Which lines in the records below contain the word "người"? Report each of them.

:: SOURCE DATA ::

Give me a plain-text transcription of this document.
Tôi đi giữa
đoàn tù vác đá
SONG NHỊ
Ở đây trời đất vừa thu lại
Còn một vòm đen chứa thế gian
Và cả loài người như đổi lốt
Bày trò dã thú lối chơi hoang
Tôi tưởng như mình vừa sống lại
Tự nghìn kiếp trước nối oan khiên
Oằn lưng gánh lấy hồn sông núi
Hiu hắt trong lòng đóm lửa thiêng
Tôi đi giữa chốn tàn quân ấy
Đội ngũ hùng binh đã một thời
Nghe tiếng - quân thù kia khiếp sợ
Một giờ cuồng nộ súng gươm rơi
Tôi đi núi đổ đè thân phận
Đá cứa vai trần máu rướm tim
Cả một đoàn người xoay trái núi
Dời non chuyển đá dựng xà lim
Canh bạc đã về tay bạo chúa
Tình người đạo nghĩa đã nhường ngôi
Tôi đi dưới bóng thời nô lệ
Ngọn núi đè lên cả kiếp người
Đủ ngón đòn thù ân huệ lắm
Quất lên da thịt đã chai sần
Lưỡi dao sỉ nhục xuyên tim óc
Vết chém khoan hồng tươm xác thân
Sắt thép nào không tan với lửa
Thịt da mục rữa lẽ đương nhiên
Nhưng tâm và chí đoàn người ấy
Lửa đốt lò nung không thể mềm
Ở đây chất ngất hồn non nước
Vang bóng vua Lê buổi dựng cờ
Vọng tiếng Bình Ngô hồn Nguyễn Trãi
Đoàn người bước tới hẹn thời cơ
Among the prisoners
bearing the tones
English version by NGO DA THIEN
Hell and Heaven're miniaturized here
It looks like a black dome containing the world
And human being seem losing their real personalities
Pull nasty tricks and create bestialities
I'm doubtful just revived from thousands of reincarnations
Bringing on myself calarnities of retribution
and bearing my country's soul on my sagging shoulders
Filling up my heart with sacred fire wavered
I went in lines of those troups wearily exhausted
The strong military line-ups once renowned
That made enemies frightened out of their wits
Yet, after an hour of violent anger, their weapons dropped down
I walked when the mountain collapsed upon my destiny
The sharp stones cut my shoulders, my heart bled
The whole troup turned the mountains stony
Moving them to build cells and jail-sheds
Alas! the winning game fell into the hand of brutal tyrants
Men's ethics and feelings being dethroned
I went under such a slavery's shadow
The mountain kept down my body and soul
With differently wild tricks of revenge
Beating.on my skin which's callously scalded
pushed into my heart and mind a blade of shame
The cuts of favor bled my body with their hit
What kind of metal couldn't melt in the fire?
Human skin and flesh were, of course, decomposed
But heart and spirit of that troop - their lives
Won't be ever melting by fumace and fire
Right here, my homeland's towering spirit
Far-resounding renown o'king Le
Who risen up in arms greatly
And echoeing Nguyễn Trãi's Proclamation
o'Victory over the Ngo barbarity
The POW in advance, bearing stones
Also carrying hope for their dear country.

:::

→ EXPECTED OUTPUT
Và cả loài người như đổi lốt
Cả một đoàn người xoay trái núi
Tình người đạo nghĩa đã nhường ngôi
Ngọn núi đè lên cả kiếp người
Nhưng tâm và chí đoàn người ấy
Đoàn người bước tới hẹn thời cơ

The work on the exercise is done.